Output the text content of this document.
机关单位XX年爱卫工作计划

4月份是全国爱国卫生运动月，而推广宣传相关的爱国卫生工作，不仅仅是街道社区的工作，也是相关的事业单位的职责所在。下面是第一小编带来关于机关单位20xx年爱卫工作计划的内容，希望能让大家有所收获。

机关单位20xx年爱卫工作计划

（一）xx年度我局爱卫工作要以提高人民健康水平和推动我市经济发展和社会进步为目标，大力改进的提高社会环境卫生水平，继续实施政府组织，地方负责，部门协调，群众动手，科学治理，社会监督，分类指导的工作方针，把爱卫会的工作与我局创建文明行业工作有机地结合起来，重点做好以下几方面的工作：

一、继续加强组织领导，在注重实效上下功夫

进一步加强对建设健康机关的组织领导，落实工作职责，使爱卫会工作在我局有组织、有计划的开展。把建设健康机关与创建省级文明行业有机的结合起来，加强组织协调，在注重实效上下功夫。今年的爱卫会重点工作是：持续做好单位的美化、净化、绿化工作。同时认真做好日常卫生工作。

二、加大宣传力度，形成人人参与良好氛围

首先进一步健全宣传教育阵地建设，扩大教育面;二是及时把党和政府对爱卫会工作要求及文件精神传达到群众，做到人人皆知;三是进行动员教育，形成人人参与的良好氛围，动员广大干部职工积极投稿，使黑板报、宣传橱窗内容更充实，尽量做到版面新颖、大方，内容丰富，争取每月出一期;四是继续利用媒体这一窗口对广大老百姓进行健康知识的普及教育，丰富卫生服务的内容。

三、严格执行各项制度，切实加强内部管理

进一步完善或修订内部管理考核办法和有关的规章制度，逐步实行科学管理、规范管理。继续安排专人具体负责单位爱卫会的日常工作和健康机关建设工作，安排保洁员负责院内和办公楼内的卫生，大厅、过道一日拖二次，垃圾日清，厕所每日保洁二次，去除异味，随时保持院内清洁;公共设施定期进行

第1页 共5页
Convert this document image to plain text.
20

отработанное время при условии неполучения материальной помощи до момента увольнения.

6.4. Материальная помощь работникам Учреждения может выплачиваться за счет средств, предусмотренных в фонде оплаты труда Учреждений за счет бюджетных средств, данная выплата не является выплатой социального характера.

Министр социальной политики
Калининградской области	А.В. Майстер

TASK REQUIREMENTS -> Copy every line from the records above that contains the word "text".

WRITTEN ANSWER ->
Output the text content of this document.
Convert this document image to plain text.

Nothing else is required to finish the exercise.